Copy word for word the line containing "Serialize everything readable" together with all lines following it to the end of the listing below, without the pictures.

(Data records)
——

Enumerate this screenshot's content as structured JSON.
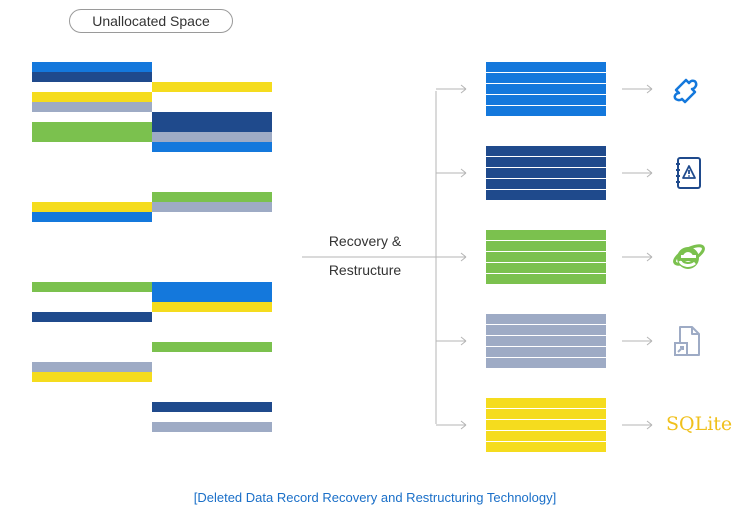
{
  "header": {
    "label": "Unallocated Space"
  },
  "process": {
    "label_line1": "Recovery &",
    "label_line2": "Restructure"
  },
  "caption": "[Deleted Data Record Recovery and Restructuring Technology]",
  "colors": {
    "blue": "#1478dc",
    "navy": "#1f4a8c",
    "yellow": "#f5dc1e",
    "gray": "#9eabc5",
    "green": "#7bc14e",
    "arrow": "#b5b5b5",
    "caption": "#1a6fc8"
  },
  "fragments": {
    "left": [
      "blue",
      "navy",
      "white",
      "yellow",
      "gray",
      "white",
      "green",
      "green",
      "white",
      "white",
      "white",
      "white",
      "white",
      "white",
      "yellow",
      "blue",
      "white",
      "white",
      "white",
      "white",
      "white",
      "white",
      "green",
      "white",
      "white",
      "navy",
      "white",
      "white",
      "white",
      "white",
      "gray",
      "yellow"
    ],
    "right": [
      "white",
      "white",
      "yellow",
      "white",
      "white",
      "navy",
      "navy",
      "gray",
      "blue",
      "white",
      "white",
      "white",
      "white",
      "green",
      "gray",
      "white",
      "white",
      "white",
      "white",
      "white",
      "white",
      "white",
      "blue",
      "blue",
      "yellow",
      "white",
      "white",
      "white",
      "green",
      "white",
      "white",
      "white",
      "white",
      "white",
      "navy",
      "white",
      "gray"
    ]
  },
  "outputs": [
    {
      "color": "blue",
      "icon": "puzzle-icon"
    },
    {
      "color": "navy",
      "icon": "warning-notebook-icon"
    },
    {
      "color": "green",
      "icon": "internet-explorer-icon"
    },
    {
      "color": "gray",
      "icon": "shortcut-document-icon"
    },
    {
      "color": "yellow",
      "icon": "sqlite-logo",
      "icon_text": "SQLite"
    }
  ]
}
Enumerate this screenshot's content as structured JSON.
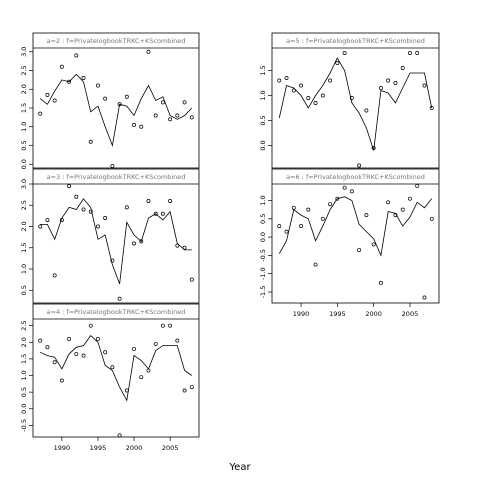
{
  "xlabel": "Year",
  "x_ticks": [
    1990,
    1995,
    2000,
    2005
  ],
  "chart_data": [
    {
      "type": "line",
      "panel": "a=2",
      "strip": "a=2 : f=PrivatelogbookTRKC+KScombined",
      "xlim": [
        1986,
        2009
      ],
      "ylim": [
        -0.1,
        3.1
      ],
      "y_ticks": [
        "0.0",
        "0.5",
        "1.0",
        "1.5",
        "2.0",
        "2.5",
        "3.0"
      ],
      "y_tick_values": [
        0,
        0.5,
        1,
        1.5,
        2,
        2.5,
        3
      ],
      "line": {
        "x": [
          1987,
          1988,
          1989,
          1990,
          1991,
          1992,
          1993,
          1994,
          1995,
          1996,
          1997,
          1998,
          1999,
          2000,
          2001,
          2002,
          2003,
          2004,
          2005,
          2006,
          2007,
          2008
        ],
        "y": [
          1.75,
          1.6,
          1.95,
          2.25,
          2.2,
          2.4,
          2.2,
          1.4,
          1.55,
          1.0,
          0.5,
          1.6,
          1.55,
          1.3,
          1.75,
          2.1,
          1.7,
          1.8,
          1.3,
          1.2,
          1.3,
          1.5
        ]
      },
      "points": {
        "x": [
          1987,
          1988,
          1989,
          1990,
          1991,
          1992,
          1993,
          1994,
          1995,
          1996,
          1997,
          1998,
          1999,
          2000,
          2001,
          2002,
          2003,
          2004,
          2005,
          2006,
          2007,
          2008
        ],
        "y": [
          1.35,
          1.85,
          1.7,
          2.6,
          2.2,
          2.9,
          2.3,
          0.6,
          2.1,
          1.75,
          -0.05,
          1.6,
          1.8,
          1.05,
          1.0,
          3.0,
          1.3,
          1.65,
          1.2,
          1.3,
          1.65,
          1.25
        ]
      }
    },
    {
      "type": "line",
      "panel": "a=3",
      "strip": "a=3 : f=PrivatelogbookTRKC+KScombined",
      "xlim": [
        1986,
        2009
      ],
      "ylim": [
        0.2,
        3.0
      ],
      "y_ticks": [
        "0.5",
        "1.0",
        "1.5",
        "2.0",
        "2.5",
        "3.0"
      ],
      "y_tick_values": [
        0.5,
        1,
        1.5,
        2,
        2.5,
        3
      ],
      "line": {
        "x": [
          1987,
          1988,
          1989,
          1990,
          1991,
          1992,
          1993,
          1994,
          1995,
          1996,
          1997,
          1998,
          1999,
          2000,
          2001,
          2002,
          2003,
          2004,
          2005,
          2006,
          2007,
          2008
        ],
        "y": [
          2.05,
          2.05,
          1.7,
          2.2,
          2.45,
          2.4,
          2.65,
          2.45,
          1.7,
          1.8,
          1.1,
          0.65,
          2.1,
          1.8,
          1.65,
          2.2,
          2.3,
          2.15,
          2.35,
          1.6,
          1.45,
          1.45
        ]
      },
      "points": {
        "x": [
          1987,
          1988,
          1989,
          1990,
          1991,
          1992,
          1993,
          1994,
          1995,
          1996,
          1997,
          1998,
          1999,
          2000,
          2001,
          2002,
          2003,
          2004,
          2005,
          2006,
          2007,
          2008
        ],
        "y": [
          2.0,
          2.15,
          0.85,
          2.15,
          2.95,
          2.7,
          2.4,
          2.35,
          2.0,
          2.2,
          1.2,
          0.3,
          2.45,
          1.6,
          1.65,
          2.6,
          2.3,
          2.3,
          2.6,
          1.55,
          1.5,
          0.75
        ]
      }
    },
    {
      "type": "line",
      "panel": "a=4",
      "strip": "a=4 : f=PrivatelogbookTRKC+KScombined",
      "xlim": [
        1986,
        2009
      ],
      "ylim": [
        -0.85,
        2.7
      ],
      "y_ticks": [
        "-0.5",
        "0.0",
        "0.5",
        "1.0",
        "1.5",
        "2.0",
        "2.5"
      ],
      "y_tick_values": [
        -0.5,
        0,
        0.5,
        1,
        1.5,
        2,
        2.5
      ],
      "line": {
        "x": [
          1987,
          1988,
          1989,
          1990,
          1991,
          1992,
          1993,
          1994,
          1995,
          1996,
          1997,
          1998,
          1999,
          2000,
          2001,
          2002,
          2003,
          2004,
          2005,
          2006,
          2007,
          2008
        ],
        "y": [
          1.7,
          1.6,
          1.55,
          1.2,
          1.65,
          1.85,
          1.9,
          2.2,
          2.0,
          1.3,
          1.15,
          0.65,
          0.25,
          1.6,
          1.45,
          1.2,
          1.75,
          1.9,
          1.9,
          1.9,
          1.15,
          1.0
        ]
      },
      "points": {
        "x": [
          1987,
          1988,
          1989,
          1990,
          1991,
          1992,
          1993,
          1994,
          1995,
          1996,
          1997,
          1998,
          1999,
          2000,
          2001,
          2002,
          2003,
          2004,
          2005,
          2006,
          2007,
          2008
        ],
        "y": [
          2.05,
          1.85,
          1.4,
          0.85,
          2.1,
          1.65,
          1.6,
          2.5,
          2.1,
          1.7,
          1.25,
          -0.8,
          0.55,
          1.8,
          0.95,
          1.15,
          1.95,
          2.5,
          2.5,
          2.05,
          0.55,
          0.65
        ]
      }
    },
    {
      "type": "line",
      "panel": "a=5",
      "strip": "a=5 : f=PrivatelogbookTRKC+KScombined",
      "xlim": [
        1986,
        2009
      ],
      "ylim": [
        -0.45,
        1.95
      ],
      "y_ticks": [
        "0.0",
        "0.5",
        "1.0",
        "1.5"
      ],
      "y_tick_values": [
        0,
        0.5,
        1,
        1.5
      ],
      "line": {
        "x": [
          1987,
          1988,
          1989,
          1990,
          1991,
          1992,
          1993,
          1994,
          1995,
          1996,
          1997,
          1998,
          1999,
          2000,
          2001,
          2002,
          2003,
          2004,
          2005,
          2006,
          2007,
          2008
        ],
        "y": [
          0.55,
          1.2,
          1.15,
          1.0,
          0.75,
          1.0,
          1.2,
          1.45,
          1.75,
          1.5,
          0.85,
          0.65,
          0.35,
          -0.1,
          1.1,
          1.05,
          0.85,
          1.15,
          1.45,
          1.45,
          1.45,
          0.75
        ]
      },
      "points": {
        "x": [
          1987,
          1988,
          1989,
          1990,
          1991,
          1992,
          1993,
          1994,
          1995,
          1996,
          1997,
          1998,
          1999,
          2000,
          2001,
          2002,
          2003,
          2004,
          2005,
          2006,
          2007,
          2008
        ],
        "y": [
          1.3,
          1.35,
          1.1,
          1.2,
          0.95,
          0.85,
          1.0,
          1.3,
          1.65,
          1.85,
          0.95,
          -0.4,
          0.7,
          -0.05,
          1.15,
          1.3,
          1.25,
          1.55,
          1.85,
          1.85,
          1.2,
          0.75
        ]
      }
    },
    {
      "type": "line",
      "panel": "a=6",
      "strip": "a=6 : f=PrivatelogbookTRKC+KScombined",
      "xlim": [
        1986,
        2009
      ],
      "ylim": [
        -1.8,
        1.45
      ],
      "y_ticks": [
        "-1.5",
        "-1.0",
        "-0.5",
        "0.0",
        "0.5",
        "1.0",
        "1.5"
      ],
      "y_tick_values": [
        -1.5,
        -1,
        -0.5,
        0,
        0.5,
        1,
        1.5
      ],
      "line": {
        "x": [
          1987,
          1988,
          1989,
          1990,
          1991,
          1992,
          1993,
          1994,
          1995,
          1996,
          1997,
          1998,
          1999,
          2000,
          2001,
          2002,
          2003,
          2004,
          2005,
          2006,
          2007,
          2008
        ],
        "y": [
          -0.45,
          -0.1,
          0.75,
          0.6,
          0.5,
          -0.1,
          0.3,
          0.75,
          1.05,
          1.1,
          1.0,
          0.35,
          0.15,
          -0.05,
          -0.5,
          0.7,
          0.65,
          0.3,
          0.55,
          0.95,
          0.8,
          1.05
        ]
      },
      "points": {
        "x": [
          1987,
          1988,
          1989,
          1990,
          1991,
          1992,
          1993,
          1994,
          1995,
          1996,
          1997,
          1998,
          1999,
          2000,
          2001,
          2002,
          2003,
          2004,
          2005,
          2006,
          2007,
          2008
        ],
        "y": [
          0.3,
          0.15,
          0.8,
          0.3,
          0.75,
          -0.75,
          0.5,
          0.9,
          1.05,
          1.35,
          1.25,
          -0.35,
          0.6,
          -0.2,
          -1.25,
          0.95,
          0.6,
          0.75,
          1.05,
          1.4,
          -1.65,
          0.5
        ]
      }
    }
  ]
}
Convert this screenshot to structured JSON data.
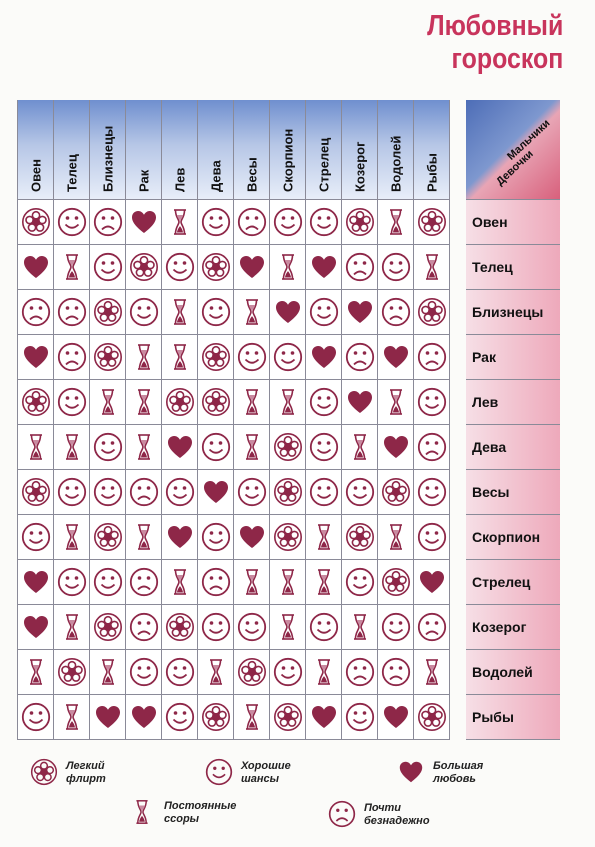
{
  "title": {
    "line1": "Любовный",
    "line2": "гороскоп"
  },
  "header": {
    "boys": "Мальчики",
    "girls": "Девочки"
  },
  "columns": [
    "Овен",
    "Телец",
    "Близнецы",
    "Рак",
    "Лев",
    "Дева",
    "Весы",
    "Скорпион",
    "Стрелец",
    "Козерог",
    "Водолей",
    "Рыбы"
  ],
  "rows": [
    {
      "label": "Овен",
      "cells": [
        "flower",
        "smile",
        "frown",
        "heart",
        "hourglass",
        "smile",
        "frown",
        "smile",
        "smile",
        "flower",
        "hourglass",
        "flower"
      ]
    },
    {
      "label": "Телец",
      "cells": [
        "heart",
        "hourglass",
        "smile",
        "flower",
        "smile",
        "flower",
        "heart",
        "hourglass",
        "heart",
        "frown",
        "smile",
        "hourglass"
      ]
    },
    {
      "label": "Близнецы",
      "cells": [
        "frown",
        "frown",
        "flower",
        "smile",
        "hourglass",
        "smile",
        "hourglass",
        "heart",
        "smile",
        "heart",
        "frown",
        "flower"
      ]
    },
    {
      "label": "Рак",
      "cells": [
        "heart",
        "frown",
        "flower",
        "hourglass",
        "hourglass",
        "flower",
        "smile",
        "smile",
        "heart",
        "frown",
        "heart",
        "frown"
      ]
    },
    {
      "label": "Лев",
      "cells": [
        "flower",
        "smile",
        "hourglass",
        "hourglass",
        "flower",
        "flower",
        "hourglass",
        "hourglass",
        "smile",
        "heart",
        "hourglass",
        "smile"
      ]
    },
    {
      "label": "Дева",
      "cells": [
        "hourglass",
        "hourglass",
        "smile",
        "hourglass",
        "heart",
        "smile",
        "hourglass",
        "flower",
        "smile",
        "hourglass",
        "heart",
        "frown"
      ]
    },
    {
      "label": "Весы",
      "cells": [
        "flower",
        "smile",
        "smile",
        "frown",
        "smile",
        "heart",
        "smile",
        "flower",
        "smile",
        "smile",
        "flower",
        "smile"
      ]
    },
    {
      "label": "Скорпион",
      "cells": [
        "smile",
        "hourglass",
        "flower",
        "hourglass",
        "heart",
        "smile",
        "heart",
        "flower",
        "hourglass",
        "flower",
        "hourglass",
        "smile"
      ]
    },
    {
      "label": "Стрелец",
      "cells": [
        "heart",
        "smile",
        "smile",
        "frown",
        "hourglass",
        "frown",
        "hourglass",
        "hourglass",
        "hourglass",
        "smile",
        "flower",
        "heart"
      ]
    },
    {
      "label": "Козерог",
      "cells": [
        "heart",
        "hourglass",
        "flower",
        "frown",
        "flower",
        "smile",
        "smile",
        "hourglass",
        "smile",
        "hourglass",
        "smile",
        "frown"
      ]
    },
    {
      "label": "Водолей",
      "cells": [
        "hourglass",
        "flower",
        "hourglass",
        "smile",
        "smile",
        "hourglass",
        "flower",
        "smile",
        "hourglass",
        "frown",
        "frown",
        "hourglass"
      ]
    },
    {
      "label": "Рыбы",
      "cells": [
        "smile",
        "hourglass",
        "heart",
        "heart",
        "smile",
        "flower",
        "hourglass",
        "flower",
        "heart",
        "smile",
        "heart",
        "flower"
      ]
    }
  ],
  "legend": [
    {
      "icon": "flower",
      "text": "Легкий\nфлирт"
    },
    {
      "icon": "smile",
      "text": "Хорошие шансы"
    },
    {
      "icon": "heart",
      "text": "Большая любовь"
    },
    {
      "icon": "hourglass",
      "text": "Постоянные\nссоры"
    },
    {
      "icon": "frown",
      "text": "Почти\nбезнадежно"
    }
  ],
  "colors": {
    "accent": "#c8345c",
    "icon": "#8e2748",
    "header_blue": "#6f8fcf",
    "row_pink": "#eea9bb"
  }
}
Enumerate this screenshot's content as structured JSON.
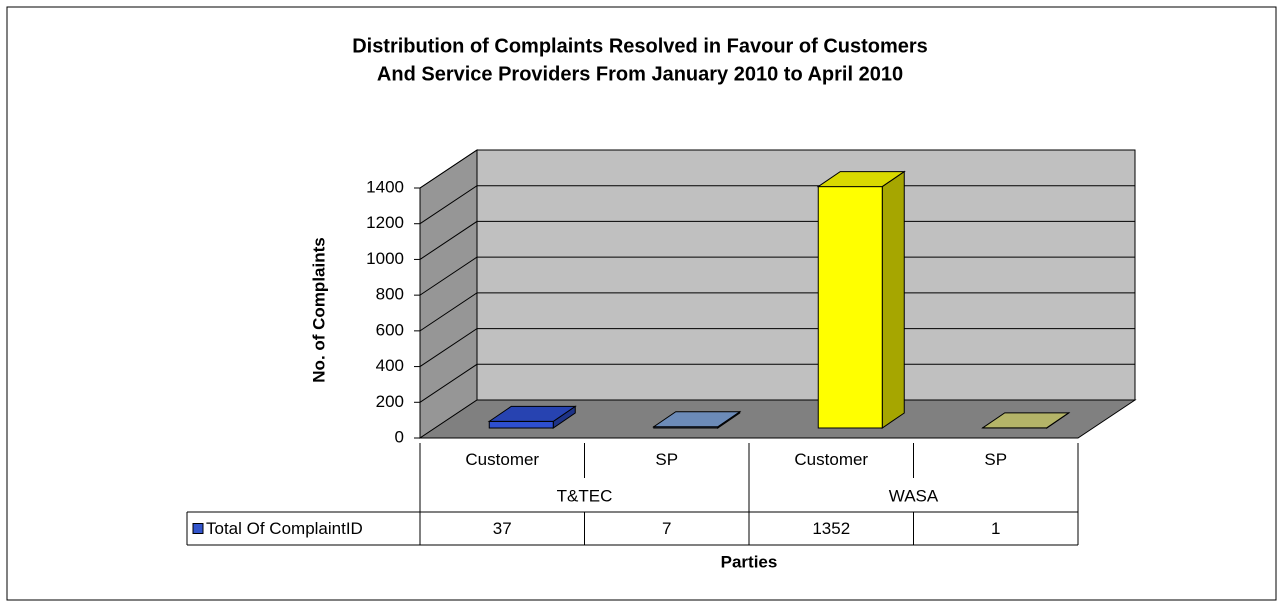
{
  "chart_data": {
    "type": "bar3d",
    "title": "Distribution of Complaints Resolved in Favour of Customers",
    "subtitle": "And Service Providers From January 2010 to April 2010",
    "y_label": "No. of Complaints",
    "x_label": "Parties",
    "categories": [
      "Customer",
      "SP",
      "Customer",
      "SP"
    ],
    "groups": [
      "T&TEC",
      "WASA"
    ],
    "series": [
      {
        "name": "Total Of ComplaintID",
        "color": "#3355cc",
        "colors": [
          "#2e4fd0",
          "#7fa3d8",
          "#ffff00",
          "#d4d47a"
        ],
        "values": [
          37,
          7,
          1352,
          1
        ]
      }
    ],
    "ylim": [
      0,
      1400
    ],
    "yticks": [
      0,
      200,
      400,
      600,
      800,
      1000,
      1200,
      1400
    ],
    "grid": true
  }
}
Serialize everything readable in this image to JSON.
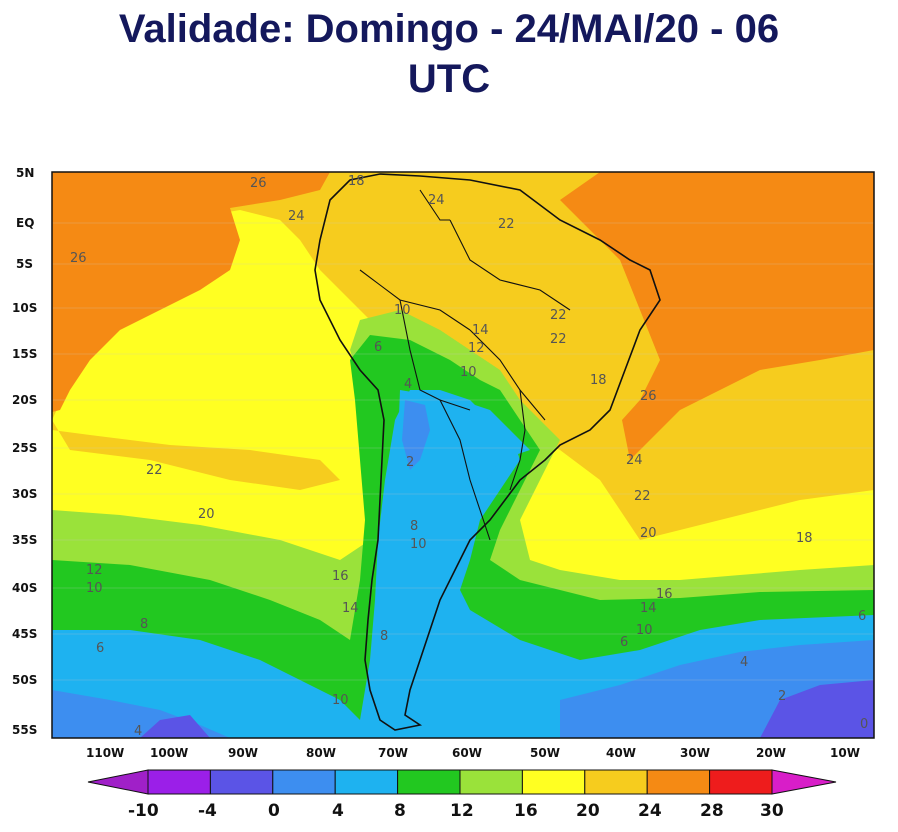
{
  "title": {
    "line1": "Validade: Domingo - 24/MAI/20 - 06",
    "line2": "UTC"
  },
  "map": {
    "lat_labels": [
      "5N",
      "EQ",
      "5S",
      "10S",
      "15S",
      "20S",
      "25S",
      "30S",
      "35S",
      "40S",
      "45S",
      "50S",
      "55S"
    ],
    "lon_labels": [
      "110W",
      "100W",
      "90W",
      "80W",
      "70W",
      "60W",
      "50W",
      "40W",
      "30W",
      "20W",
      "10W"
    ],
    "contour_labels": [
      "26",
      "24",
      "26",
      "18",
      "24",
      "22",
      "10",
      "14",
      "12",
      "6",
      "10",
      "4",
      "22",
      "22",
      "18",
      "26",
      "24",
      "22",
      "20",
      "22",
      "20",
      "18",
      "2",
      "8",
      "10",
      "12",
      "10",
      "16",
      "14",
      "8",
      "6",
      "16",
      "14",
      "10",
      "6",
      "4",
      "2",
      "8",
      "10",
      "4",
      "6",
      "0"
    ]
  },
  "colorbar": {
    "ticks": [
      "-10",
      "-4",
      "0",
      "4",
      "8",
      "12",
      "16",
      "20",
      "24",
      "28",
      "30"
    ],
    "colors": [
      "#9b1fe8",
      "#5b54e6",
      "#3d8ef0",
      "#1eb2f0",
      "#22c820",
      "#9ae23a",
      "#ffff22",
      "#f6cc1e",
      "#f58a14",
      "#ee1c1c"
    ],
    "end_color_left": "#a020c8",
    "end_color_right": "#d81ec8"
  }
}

——

• Solution for this problem
Serialize everything readable in this image to JSON.
{
  "title": {
    "line1": "Validade: Domingo - 24/MAI/20 - 06",
    "line2": "UTC"
  },
  "map": {
    "lat_labels": [
      "5N",
      "EQ",
      "5S",
      "10S",
      "15S",
      "20S",
      "25S",
      "30S",
      "35S",
      "40S",
      "45S",
      "50S",
      "55S"
    ],
    "lon_labels": [
      "110W",
      "100W",
      "90W",
      "80W",
      "70W",
      "60W",
      "50W",
      "40W",
      "30W",
      "20W",
      "10W"
    ],
    "contour_labels": [
      "26",
      "24",
      "26",
      "18",
      "24",
      "22",
      "10",
      "14",
      "12",
      "6",
      "10",
      "4",
      "22",
      "22",
      "18",
      "26",
      "24",
      "22",
      "20",
      "22",
      "20",
      "18",
      "2",
      "8",
      "10",
      "12",
      "10",
      "16",
      "14",
      "8",
      "6",
      "16",
      "14",
      "10",
      "6",
      "4",
      "2",
      "8",
      "10",
      "4",
      "6",
      "0"
    ]
  },
  "colorbar": {
    "ticks": [
      "-10",
      "-4",
      "0",
      "4",
      "8",
      "12",
      "16",
      "20",
      "24",
      "28",
      "30"
    ],
    "colors": [
      "#9b1fe8",
      "#5b54e6",
      "#3d8ef0",
      "#1eb2f0",
      "#22c820",
      "#9ae23a",
      "#ffff22",
      "#f6cc1e",
      "#f58a14",
      "#ee1c1c"
    ],
    "end_color_left": "#a020c8",
    "end_color_right": "#d81ec8"
  }
}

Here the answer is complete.